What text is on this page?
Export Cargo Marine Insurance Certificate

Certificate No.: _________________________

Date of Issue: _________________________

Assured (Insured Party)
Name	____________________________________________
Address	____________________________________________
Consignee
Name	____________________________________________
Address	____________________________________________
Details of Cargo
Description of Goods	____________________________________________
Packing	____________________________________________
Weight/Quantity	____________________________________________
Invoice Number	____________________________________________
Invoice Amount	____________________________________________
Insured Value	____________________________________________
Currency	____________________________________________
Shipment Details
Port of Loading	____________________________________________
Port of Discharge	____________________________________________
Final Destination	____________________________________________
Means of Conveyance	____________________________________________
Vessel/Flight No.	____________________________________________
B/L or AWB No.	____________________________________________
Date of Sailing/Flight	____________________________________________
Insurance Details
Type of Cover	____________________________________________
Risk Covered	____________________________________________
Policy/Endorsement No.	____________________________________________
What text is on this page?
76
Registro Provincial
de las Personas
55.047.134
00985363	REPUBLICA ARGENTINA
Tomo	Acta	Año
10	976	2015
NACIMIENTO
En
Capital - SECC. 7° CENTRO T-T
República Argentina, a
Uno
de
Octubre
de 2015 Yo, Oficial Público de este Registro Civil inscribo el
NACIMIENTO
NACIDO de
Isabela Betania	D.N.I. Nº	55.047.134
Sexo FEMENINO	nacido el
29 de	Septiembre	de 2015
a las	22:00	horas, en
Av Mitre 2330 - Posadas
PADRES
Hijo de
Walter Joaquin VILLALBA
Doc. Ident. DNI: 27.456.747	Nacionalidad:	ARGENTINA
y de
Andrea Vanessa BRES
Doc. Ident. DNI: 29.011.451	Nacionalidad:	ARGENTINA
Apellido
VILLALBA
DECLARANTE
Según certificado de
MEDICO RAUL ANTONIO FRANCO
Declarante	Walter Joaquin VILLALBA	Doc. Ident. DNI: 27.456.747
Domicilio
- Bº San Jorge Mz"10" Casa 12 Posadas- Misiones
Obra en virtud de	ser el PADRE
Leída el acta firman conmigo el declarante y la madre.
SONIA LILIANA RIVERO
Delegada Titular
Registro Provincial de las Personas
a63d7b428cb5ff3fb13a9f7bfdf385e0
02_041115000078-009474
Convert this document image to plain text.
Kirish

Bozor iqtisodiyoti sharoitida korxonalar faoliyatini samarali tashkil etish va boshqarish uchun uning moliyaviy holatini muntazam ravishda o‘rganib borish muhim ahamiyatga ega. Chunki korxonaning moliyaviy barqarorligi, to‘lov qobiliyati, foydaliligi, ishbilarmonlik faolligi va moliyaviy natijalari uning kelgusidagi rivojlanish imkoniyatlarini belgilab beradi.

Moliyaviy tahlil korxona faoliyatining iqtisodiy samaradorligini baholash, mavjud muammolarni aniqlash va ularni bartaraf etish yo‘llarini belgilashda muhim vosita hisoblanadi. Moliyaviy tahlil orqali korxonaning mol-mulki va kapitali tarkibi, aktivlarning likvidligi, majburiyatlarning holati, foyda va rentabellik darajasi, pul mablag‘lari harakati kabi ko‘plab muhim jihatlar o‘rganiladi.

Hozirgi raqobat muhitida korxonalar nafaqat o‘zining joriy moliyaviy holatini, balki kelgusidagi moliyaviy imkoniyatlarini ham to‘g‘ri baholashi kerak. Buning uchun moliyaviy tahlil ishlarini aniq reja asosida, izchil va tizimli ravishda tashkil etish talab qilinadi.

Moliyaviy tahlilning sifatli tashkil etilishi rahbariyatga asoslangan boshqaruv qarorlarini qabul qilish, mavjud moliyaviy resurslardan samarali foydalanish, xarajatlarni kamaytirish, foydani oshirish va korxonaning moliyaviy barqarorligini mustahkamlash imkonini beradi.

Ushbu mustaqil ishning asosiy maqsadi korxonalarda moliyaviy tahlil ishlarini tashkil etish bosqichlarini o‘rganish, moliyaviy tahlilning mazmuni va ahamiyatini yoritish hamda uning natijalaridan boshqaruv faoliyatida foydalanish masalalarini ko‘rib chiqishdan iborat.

═══

◆ EXERCISE BRIEF:
Copy out all of the records shown above exactly.

◆ RESPONSE TO THIS EXERCISE:
What text is on this page?
Export Cargo Marine Insurance Certificate

Certificate No.: _________________________

Date of Issue: _________________________

Assured (Insured Party)
Name	____________________________________________
Address	____________________________________________
Consignee
Name	____________________________________________
Address	____________________________________________
Details of Cargo
Description of Goods	____________________________________________
Packing	____________________________________________
Weight/Quantity	____________________________________________
Invoice Number	____________________________________________
Invoice Amount	____________________________________________
Insured Value	____________________________________________
Currency	____________________________________________
Shipment Details
Port of Loading	____________________________________________
Port of Discharge	____________________________________________
Final Destination	____________________________________________
Means of Conveyance	____________________________________________
Vessel/Flight No.	____________________________________________
B/L or AWB No.	____________________________________________
Date of Sailing/Flight	____________________________________________
Insurance Details
Type of Cover	____________________________________________
Risk Covered	____________________________________________
Policy/Endorsement No.	____________________________________________
What text is on this page?
76
Registro Provincial
de las Personas
55.047.134
00985363	REPUBLICA ARGENTINA
Tomo	Acta	Año
10	976	2015
NACIMIENTO
En
Capital - SECC. 7° CENTRO T-T
República Argentina, a
Uno
de
Octubre
de 2015 Yo, Oficial Público de este Registro Civil inscribo el
NACIMIENTO
NACIDO de
Isabela Betania	D.N.I. Nº	55.047.134
Sexo FEMENINO	nacido el
29 de	Septiembre	de 2015
a las	22:00	horas, en
Av Mitre 2330 - Posadas
PADRES
Hijo de
Walter Joaquin VILLALBA
Doc. Ident. DNI: 27.456.747	Nacionalidad:	ARGENTINA
y de
Andrea Vanessa BRES
Doc. Ident. DNI: 29.011.451	Nacionalidad:	ARGENTINA
Apellido
VILLALBA
DECLARANTE
Según certificado de
MEDICO RAUL ANTONIO FRANCO
Declarante	Walter Joaquin VILLALBA	Doc. Ident. DNI: 27.456.747
Domicilio
- Bº San Jorge Mz"10" Casa 12 Posadas- Misiones
Obra en virtud de	ser el PADRE
Leída el acta firman conmigo el declarante y la madre.
SONIA LILIANA RIVERO
Delegada Titular
Registro Provincial de las Personas
a63d7b428cb5ff3fb13a9f7bfdf385e0
02_041115000078-009474
Convert this document image to plain text.
Kirish

Bozor iqtisodiyoti sharoitida korxonalar faoliyatini samarali tashkil etish va boshqarish uchun uning moliyaviy holatini muntazam ravishda o‘rganib borish muhim ahamiyatga ega. Chunki korxonaning moliyaviy barqarorligi, to‘lov qobiliyati, foydaliligi, ishbilarmonlik faolligi va moliyaviy natijalari uning kelgusidagi rivojlanish imkoniyatlarini belgilab beradi.

Moliyaviy tahlil korxona faoliyatining iqtisodiy samaradorligini baholash, mavjud muammolarni aniqlash va ularni bartaraf etish yo‘llarini belgilashda muhim vosita hisoblanadi. Moliyaviy tahlil orqali korxonaning mol-mulki va kapitali tarkibi, aktivlarning likvidligi, majburiyatlarning holati, foyda va rentabellik darajasi, pul mablag‘lari harakati kabi ko‘plab muhim jihatlar o‘rganiladi.

Hozirgi raqobat muhitida korxonalar nafaqat o‘zining joriy moliyaviy holatini, balki kelgusidagi moliyaviy imkoniyatlarini ham to‘g‘ri baholashi kerak. Buning uchun moliyaviy tahlil ishlarini aniq reja asosida, izchil va tizimli ravishda tashkil etish talab qilinadi.

Moliyaviy tahlilning sifatli tashkil etilishi rahbariyatga asoslangan boshqaruv qarorlarini qabul qilish, mavjud moliyaviy resurslardan samarali foydalanish, xarajatlarni kamaytirish, foydani oshirish va korxonaning moliyaviy barqarorligini mustahkamlash imkonini beradi.

Ushbu mustaqil ishning asosiy maqsadi korxonalarda moliyaviy tahlil ishlarini tashkil etish bosqichlarini o‘rganish, moliyaviy tahlilning mazmuni va ahamiyatini yoritish hamda uning natijalaridan boshqaruv faoliyatida foydalanish masalalarini ko‘rib chiqishdan iborat.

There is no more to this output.